» **WORK TO BE COMPLETED**: Isolate every line in the data with the string "name" and copy it.

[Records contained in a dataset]
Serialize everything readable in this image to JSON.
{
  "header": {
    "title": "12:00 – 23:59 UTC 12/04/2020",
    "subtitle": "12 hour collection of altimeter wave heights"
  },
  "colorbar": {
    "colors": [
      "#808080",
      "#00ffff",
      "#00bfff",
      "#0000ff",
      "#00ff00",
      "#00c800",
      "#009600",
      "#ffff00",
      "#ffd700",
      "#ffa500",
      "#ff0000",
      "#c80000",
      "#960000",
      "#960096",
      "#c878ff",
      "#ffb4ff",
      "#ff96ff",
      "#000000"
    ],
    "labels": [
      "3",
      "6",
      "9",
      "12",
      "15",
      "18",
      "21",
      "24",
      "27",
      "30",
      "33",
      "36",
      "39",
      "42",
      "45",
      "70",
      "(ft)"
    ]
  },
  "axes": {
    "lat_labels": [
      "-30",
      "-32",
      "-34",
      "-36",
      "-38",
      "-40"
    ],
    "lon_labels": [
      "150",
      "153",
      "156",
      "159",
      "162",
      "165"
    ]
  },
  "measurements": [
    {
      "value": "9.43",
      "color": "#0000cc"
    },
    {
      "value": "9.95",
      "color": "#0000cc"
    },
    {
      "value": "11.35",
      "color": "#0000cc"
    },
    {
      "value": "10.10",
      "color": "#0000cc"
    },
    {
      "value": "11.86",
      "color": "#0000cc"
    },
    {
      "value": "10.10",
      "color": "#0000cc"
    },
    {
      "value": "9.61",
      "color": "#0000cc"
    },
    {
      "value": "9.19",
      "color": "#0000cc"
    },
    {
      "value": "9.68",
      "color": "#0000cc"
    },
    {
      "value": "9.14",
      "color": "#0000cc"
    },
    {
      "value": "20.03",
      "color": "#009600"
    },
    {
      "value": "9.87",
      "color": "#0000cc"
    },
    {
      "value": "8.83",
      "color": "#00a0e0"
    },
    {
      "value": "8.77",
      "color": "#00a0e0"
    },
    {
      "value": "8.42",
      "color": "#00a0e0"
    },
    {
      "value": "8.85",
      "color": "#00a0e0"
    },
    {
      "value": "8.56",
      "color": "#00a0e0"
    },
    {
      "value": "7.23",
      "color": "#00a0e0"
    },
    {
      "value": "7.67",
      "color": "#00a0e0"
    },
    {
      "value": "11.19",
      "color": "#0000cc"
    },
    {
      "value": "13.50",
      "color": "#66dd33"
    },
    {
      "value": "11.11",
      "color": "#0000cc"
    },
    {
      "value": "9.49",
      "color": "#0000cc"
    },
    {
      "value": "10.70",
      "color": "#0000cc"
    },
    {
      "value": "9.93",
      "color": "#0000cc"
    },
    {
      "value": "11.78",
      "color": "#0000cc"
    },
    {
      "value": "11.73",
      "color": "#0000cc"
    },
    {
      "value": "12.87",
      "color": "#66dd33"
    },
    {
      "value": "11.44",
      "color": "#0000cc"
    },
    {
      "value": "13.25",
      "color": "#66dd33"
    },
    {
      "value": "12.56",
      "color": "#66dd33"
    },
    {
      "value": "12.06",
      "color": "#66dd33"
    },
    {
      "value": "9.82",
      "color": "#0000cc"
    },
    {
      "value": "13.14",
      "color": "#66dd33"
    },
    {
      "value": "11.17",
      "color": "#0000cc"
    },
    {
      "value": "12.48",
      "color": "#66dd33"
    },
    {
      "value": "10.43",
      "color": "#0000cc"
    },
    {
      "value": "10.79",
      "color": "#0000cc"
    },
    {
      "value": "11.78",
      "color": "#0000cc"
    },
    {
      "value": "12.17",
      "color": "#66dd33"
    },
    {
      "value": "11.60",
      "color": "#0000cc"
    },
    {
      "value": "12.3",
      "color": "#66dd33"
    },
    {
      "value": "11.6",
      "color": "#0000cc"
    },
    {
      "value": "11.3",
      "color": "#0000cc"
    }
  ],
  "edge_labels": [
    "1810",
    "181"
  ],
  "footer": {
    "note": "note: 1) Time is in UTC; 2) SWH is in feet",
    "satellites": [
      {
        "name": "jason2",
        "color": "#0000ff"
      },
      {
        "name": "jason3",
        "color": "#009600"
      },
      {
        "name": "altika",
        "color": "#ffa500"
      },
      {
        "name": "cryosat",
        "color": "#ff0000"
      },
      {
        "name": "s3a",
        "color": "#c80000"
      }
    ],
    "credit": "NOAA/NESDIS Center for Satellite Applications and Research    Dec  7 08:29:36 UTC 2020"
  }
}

» **REPLY TO THE EXERCISE**:
        "name": "jason2",
        "name": "jason3",
        "name": "altika",
        "name": "cryosat",
        "name": "s3a",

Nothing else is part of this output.